begin Records to process
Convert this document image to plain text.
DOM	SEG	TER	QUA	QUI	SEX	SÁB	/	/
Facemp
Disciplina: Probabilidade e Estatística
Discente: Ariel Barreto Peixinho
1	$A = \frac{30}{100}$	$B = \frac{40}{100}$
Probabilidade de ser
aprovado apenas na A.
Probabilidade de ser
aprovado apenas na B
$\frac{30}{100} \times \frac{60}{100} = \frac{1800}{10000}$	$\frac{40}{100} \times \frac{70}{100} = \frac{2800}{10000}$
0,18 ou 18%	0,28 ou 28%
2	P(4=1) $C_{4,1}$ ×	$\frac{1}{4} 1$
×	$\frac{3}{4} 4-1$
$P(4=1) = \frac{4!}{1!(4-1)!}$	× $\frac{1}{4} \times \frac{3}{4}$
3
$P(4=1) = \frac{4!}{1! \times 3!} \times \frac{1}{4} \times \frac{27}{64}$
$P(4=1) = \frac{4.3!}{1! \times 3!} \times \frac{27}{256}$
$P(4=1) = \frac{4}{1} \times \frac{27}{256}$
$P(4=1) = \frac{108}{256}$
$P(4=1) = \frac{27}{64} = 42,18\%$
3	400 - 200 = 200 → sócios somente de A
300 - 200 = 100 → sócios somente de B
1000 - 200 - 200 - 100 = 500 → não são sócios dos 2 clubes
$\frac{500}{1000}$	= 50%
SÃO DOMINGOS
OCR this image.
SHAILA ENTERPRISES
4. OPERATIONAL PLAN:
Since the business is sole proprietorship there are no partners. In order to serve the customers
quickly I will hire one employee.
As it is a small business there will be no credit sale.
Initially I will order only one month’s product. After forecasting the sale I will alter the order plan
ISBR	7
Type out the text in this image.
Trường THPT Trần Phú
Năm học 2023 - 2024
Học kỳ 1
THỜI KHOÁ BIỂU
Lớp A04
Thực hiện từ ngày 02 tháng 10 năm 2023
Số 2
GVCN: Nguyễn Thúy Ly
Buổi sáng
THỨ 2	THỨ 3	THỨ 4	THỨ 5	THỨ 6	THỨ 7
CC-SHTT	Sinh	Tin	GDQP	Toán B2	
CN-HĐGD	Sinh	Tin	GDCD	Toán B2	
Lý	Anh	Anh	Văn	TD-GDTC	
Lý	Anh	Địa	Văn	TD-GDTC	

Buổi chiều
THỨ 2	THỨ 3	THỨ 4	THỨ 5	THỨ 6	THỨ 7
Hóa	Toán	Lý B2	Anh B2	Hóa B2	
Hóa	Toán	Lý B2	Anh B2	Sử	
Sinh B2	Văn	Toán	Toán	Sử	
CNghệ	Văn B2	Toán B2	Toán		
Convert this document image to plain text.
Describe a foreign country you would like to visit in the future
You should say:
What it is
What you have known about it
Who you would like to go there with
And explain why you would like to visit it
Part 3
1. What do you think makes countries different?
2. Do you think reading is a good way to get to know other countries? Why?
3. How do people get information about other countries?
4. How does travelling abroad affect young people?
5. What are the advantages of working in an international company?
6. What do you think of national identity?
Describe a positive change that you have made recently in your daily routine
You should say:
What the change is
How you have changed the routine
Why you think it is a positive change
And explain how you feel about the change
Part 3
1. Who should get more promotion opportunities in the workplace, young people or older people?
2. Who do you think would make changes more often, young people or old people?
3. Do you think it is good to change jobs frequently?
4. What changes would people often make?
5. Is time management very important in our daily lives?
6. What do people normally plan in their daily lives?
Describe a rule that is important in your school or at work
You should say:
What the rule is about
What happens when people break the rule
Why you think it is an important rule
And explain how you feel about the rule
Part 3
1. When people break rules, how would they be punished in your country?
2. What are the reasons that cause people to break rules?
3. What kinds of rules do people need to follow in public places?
end Records to process
Report all lines of the data above that include the string "this".

= Answer to the exercise =
Convert this document image to plain text.
OCR this image.
Type out the text in this image.
Convert this document image to plain text.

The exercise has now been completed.